### [What is needed]
Please copy verbatim the part of the dog-handling lesson starting with "One of the first" and going on through "space is accessible.".

### [Text]
────────────────────

A Lesson for Airline Baggage Personnel

According to the United States Department of transportation, over 2 million pets travel by air each year. Most often, pets that travel by air arrive safely at their final destination and are happily reunited with their owners. Unfortunately, the trip does not always go smoothly for some pets as they become injured or even die during the course of air travel.

This lesson is designed for airport personnel who have the responsibility for the care of dogs and handling of kennels during air travel. After reviewing this lesson, you will understand many factors that can improve the safety of dogs during air travel and increase the likelihood that the dogs will arrive healthy at their final destination. These factors include the appropriate care and handling of dogs and kennels under both normal and extreme conditions.


Feeding and Watering

One of the first considerations is the regular feeding and watering of dogs during air travel.

Dogs 16 weeks of age or more must be offered food at least once every 24 hours. Puppies less than 16 weeks of age must be offered food at least once every 12 hours. All dogs must be offered potable water at least once every 12 hours.

Dogs must be treated with care and their kennels must be handled carefully throughout their air travel experience.

Regular Care when Handling Dogs

Dogs must be cared for regularly during air travel.
  • Dogs must be observed as regularly as possible during air transport (at least once in every 4 hours if cargo area is accessible). This includes when the dog is loaded and unloaded and whenever the animal cargo space is accessible.
  • Dogs must not be removed from their kennel except when the kennel is being cleaned, during veterinary care, in case of an emergency, or when the dog is transferred to another kennel or facility that meets Animal Welfare Act standards.
  • If the dogs are in transit for more than 24 hours, the kennels must be cleaned. If it becomes necessary to remove the dog from the kennel in order to clean the kennel, the procedure must be completed in a way that safeguards the dog from injury and prevents escape.
  • If a dog is obviously ill, injured, or in physical distress, it must not be transported in commerce, except to receive veterinary care.

Avoiding Contact with Other Pets

Efforts should be made to prevent dogs from coming into direct contact with other pets during air travel.

No more than one dog, 6 months of age or older, may be transported in the same kennel. No more than two live puppies 8 weeks to 6 months of age, that are of comparable size, and weighing 20 pounds (9 Kg) or less, may be transported in the same kennel.

Handling Dog Kennels 

Special care is required when handling kennels containing dogs.
  • Kennels must be handled in a manner that protects the animals from physical harm or distress.

────────────────────

### [Dataset extract]
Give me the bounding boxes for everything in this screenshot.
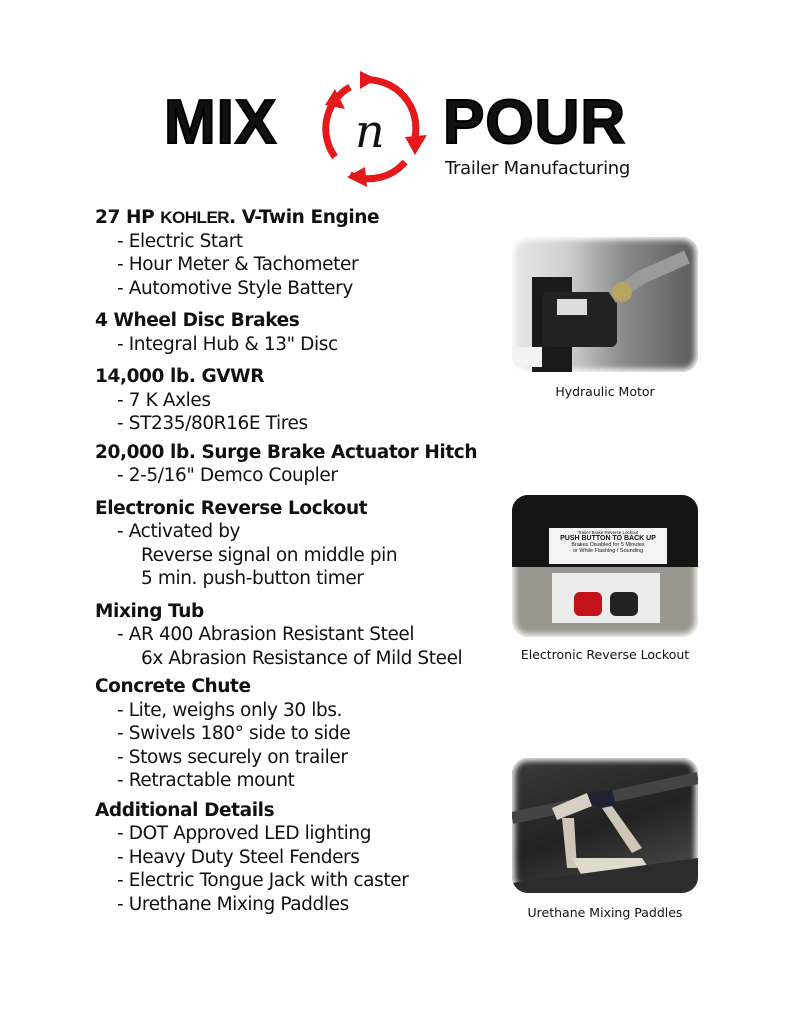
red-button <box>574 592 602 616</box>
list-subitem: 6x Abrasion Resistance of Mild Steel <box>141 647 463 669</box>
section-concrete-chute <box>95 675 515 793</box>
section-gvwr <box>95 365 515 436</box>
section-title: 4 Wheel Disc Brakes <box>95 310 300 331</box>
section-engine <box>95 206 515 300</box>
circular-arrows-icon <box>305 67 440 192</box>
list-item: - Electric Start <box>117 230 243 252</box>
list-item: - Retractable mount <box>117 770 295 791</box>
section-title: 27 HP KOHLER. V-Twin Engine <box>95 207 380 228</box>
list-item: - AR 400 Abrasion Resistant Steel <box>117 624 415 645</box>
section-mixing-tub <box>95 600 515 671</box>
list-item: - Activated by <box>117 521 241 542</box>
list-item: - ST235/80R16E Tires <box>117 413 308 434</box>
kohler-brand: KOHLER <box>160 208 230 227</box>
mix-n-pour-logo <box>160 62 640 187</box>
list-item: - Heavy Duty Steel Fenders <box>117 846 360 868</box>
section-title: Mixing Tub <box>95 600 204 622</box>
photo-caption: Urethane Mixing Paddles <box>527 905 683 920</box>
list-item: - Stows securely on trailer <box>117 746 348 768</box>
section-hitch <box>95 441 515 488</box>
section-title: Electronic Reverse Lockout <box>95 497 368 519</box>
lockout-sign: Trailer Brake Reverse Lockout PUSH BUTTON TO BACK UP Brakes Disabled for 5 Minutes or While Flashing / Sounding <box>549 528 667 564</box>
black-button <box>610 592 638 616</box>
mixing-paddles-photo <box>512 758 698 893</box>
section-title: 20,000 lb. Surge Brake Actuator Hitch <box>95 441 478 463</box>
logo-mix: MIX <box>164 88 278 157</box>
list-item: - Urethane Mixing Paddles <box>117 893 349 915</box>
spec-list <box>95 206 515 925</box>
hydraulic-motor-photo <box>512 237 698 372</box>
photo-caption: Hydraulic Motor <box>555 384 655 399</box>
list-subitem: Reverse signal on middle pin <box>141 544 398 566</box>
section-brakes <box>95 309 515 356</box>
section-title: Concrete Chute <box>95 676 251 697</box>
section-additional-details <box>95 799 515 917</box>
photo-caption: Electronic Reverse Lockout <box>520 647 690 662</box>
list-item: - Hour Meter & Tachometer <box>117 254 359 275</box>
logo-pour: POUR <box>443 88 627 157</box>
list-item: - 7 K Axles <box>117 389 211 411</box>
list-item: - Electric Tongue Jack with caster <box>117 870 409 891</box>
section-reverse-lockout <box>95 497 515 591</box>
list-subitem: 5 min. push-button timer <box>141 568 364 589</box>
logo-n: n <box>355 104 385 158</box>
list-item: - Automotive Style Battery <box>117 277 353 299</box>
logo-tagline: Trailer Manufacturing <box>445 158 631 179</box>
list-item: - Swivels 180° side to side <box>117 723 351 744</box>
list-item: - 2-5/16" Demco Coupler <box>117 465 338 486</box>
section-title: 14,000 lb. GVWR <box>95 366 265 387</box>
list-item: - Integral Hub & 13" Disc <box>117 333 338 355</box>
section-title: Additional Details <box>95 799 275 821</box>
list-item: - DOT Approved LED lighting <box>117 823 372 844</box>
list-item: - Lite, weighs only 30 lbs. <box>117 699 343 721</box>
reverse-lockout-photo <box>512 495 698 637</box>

────────────────────

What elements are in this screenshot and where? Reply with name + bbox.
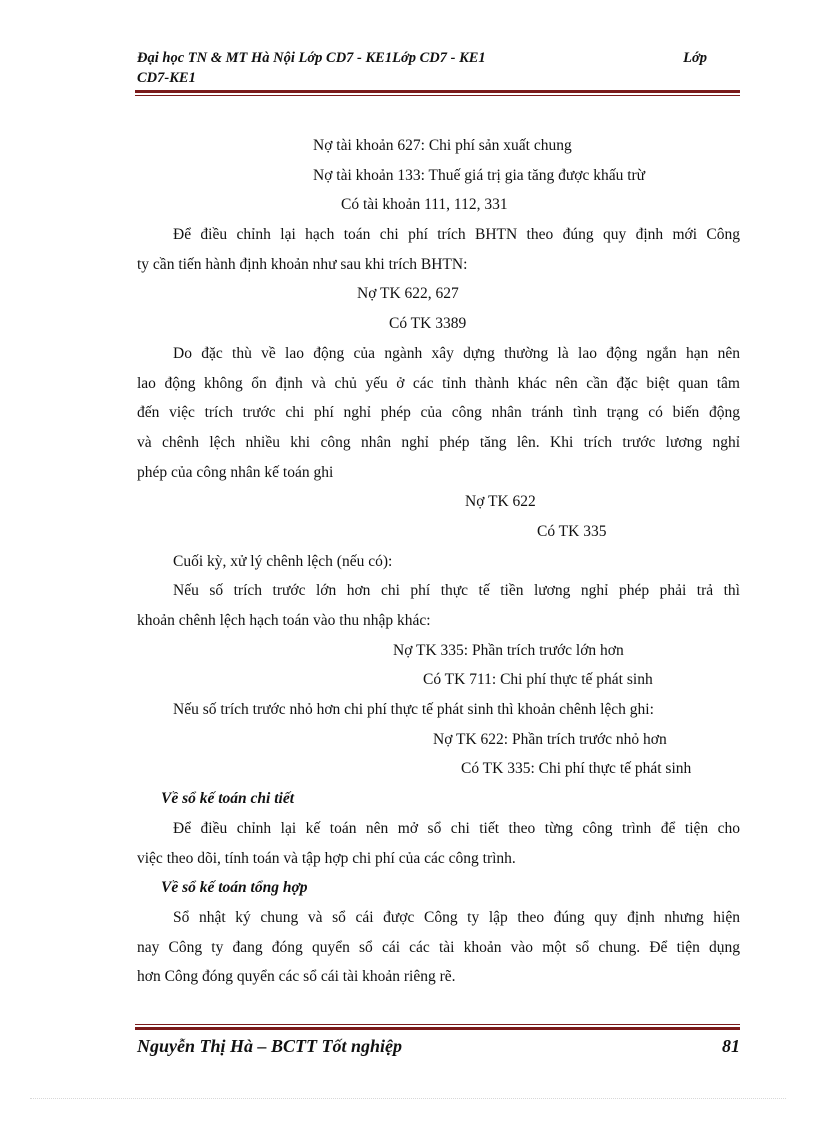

────────────────────

### [Reply to the exercise]
One of the first considerations is the regular feeding and watering of dogs during air travel.

Dogs 16 weeks of age or more must be offered food at least once every 24 hours. Puppies less than 16 weeks of age must be offered food at least once every 12 hours. All dogs must be offered potable water at least once every 12 hours.

Dogs must be treated with care and their kennels must be handled carefully throughout their air travel experience.

Regular Care when Handling Dogs

Dogs must be cared for regularly during air travel.
  • Dogs must be observed as regularly as possible during air transport (at least once in every 4 hours if cargo area is accessible). This includes when the dog is loaded and unloaded and whenever the animal cargo space is accessible.